AIM OF THE EXERCISE
Write out the data below in full, unchanged, minus the images.
═══ PROVIDED MATERIAL ═══
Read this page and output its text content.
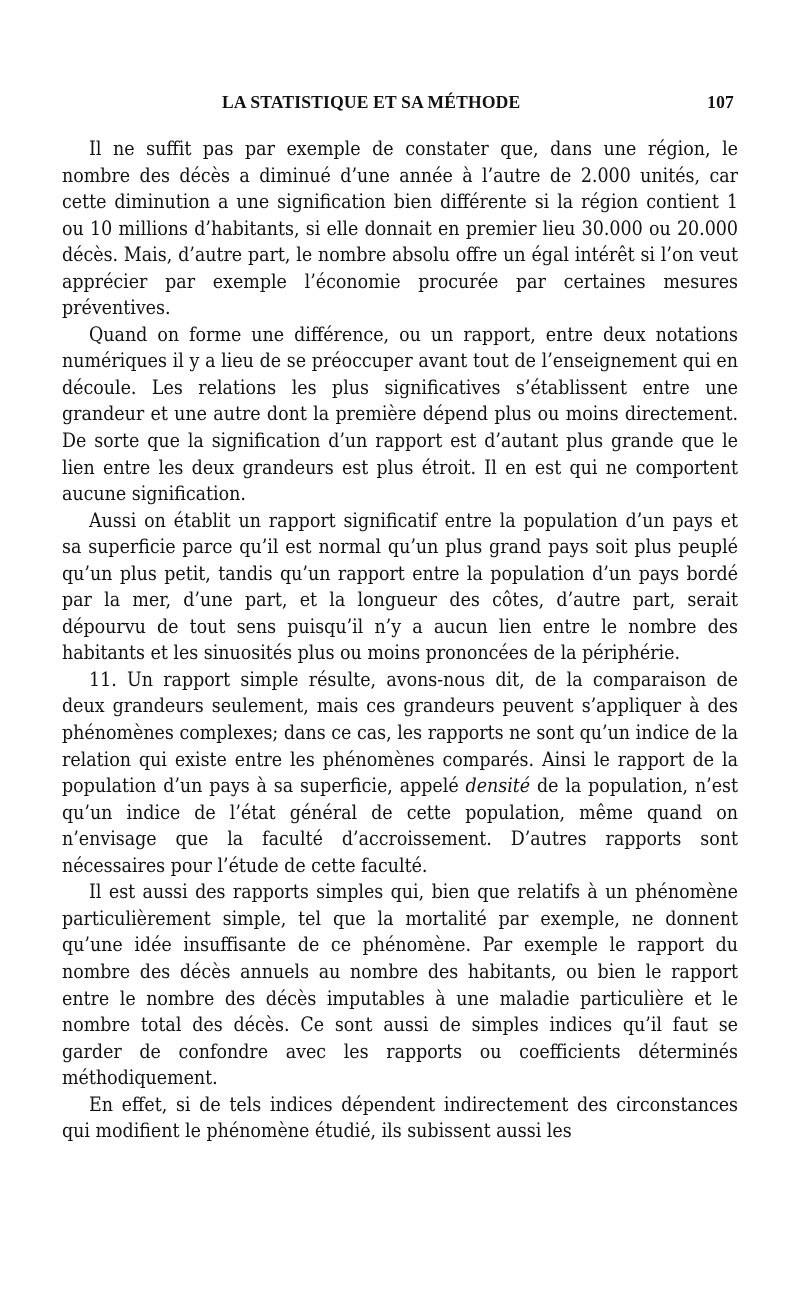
LA STATISTIQUE ET SA MÉTHODE	107

Il ne suffit pas par exemple de constater que, dans une région, le nombre des décès a diminué d’une année à l’autre de 2.000 unités, car cette diminution a une signification bien différente si la région contient 1 ou 10 millions d’habitants, si elle donnait en premier lieu 30.000 ou 20.000 décès. Mais, d’autre part, le nombre absolu offre un égal intérêt si l’on veut apprécier par exemple l’économie procurée par certaines mesures préventives.

Quand on forme une différence, ou un rapport, entre deux notations numériques il y a lieu de se préoccuper avant tout de l’enseignement qui en découle. Les relations les plus significatives s’établissent entre une grandeur et une autre dont la première dépend plus ou moins directement. De sorte que la signification d’un rapport est d’autant plus grande que le lien entre les deux grandeurs est plus étroit. Il en est qui ne comportent aucune signification.

Aussi on établit un rapport significatif entre la population d’un pays et sa superficie parce qu’il est normal qu’un plus grand pays soit plus peuplé qu’un plus petit, tandis qu’un rapport entre la population d’un pays bordé par la mer, d’une part, et la longueur des côtes, d’autre part, serait dépourvu de tout sens puisqu’il n’y a aucun lien entre le nombre des habitants et les sinuosités plus ou moins prononcées de la périphérie.

11. Un rapport simple résulte, avons-nous dit, de la comparaison de deux grandeurs seulement, mais ces grandeurs peuvent s’appliquer à des phénomènes complexes; dans ce cas, les rapports ne sont qu’un indice de la relation qui existe entre les phénomènes comparés. Ainsi le rapport de la population d’un pays à sa superficie, appelé densité de la population, n’est qu’un indice de l’état général de cette population, même quand on n’envisage que la faculté d’accroissement. D’autres rapports sont nécessaires pour l’étude de cette faculté.

Il est aussi des rapports simples qui, bien que relatifs à un phénomène particulièrement simple, tel que la mortalité par exemple, ne donnent qu’une idée insuffisante de ce phénomène. Par exemple le rapport du nombre des décès annuels au nombre des habitants, ou bien le rapport entre le nombre des décès imputables à une maladie particulière et le nombre total des décès. Ce sont aussi de simples indices qu’il faut se garder de confondre avec les rapports ou coefficients déterminés méthodiquement.

En effet, si de tels indices dépendent indirectement des circonstances qui modifient le phénomène étudié, ils subissent aussi les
═══
WRITTEN REPLY
Read this page and output its text content.
LA STATISTIQUE ET SA MÉTHODE	107

Il ne suffit pas par exemple de constater que, dans une région, le nombre des décès a diminué d’une année à l’autre de 2.000 unités, car cette diminution a une signification bien différente si la région contient 1 ou 10 millions d’habitants, si elle donnait en premier lieu 30.000 ou 20.000 décès. Mais, d’autre part, le nombre absolu offre un égal intérêt si l’on veut apprécier par exemple l’économie procurée par certaines mesures préventives.

Quand on forme une différence, ou un rapport, entre deux notations numériques il y a lieu de se préoccuper avant tout de l’enseignement qui en découle. Les relations les plus significatives s’établissent entre une grandeur et une autre dont la première dépend plus ou moins directement. De sorte que la signification d’un rapport est d’autant plus grande que le lien entre les deux grandeurs est plus étroit. Il en est qui ne comportent aucune signification.

Aussi on établit un rapport significatif entre la population d’un pays et sa superficie parce qu’il est normal qu’un plus grand pays soit plus peuplé qu’un plus petit, tandis qu’un rapport entre la population d’un pays bordé par la mer, d’une part, et la longueur des côtes, d’autre part, serait dépourvu de tout sens puisqu’il n’y a aucun lien entre le nombre des habitants et les sinuosités plus ou moins prononcées de la périphérie.

11. Un rapport simple résulte, avons-nous dit, de la comparaison de deux grandeurs seulement, mais ces grandeurs peuvent s’appliquer à des phénomènes complexes; dans ce cas, les rapports ne sont qu’un indice de la relation qui existe entre les phénomènes comparés. Ainsi le rapport de la population d’un pays à sa superficie, appelé densité de la population, n’est qu’un indice de l’état général de cette population, même quand on n’envisage que la faculté d’accroissement. D’autres rapports sont nécessaires pour l’étude de cette faculté.

Il est aussi des rapports simples qui, bien que relatifs à un phénomène particulièrement simple, tel que la mortalité par exemple, ne donnent qu’une idée insuffisante de ce phénomène. Par exemple le rapport du nombre des décès annuels au nombre des habitants, ou bien le rapport entre le nombre des décès imputables à une maladie particulière et le nombre total des décès. Ce sont aussi de simples indices qu’il faut se garder de confondre avec les rapports ou coefficients déterminés méthodiquement.

En effet, si de tels indices dépendent indirectement des circonstances qui modifient le phénomène étudié, ils subissent aussi les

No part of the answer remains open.